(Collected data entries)
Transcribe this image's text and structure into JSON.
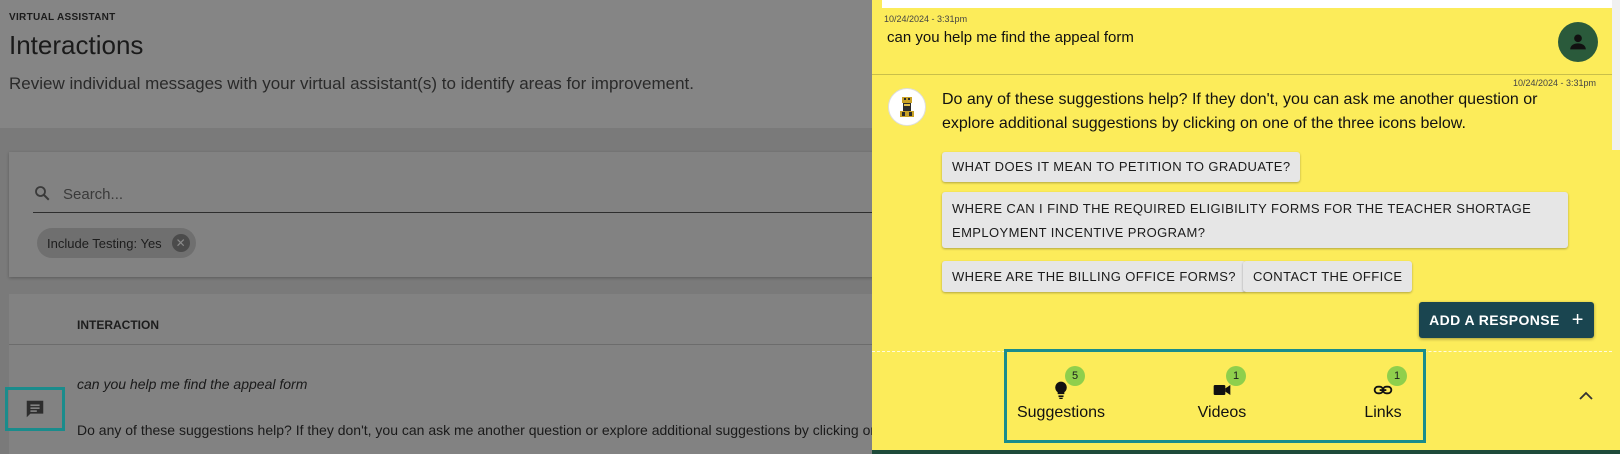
{
  "header": {
    "overline": "VIRTUAL ASSISTANT",
    "title": "Interactions",
    "subtitle": "Review individual messages with your virtual assistant(s) to identify areas for improvement."
  },
  "filter": {
    "search_placeholder": "Search...",
    "chip_label": "Include Testing: Yes"
  },
  "table": {
    "column_header": "INTERACTION",
    "row_title": "can you help me find the appeal form",
    "row_message": "Do any of these suggestions help? If they don't, you can ask me another question or explore additional suggestions by clicking on"
  },
  "panel": {
    "user_timestamp": "10/24/2024 - 3:31pm",
    "user_message": "can you help me find the appeal form",
    "bot_timestamp": "10/24/2024 - 3:31pm",
    "bot_message": "Do any of these suggestions help? If they don't, you can ask me another question or explore additional suggestions by clicking on one of the three icons below.",
    "suggestions": [
      "WHAT DOES IT MEAN TO PETITION TO GRADUATE?",
      "WHERE CAN I FIND THE REQUIRED ELIGIBILITY FORMS FOR THE TEACHER SHORTAGE EMPLOYMENT INCENTIVE PROGRAM?",
      "WHERE ARE THE BILLING OFFICE FORMS?",
      "CONTACT THE OFFICE"
    ],
    "add_response_label": "ADD A RESPONSE",
    "add_response_icon": "+",
    "resources": [
      {
        "label": "Suggestions",
        "count": "5",
        "icon": "lightbulb-icon"
      },
      {
        "label": "Videos",
        "count": "1",
        "icon": "videocam-icon"
      },
      {
        "label": "Links",
        "count": "1",
        "icon": "link-icon"
      }
    ]
  },
  "colors": {
    "panel_bg": "#fcec5a",
    "accent": "#1a4550",
    "highlight": "#1a8c8c",
    "badge": "#8fcf4c"
  }
}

→ Instruction
Exclude all images and restate the records above word for word.

→ Answer to the task
Transcribe this image's text and structure into JSON.
{
  "header": {
    "overline": "VIRTUAL ASSISTANT",
    "title": "Interactions",
    "subtitle": "Review individual messages with your virtual assistant(s) to identify areas for improvement."
  },
  "filter": {
    "search_placeholder": "Search...",
    "chip_label": "Include Testing: Yes"
  },
  "table": {
    "column_header": "INTERACTION",
    "row_title": "can you help me find the appeal form",
    "row_message": "Do any of these suggestions help? If they don't, you can ask me another question or explore additional suggestions by clicking on"
  },
  "panel": {
    "user_timestamp": "10/24/2024 - 3:31pm",
    "user_message": "can you help me find the appeal form",
    "bot_timestamp": "10/24/2024 - 3:31pm",
    "bot_message": "Do any of these suggestions help? If they don't, you can ask me another question or explore additional suggestions by clicking on one of the three icons below.",
    "suggestions": [
      "WHAT DOES IT MEAN TO PETITION TO GRADUATE?",
      "WHERE CAN I FIND THE REQUIRED ELIGIBILITY FORMS FOR THE TEACHER SHORTAGE EMPLOYMENT INCENTIVE PROGRAM?",
      "WHERE ARE THE BILLING OFFICE FORMS?",
      "CONTACT THE OFFICE"
    ],
    "add_response_label": "ADD A RESPONSE",
    "add_response_icon": "+",
    "resources": [
      {
        "label": "Suggestions",
        "count": "5",
        "icon": "lightbulb-icon"
      },
      {
        "label": "Videos",
        "count": "1",
        "icon": "videocam-icon"
      },
      {
        "label": "Links",
        "count": "1",
        "icon": "link-icon"
      }
    ]
  },
  "colors": {
    "panel_bg": "#fcec5a",
    "accent": "#1a4550",
    "highlight": "#1a8c8c",
    "badge": "#8fcf4c"
  }
}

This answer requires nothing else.